Copy every line of the listing exactly.
Start of Information provided
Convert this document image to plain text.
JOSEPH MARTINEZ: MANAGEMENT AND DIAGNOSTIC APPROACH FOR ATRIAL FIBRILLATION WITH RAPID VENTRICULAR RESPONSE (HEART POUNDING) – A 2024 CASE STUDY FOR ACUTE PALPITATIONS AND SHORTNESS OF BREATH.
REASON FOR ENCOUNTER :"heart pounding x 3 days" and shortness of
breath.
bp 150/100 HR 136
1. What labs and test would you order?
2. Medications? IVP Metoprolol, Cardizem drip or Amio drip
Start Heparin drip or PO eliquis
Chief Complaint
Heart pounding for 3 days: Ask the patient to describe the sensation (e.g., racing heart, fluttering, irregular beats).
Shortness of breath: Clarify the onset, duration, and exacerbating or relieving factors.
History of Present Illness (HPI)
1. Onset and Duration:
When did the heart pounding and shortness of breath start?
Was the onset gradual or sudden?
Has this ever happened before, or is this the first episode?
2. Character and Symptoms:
End of Information provided
- [Written solution]:
Convert this document image to plain text.
JOSEPH MARTINEZ: MANAGEMENT AND DIAGNOSTIC APPROACH FOR ATRIAL FIBRILLATION WITH RAPID VENTRICULAR RESPONSE (HEART POUNDING) – A 2024 CASE STUDY FOR ACUTE PALPITATIONS AND SHORTNESS OF BREATH.
REASON FOR ENCOUNTER :"heart pounding x 3 days" and shortness of
breath.
bp 150/100 HR 136
1. What labs and test would you order?
2. Medications? IVP Metoprolol, Cardizem drip or Amio drip
Start Heparin drip or PO eliquis
Chief Complaint
Heart pounding for 3 days: Ask the patient to describe the sensation (e.g., racing heart, fluttering, irregular beats).
Shortness of breath: Clarify the onset, duration, and exacerbating or relieving factors.
History of Present Illness (HPI)
1. Onset and Duration:
When did the heart pounding and shortness of breath start?
Was the onset gradual or sudden?
Has this ever happened before, or is this the first episode?
2. Character and Symptoms:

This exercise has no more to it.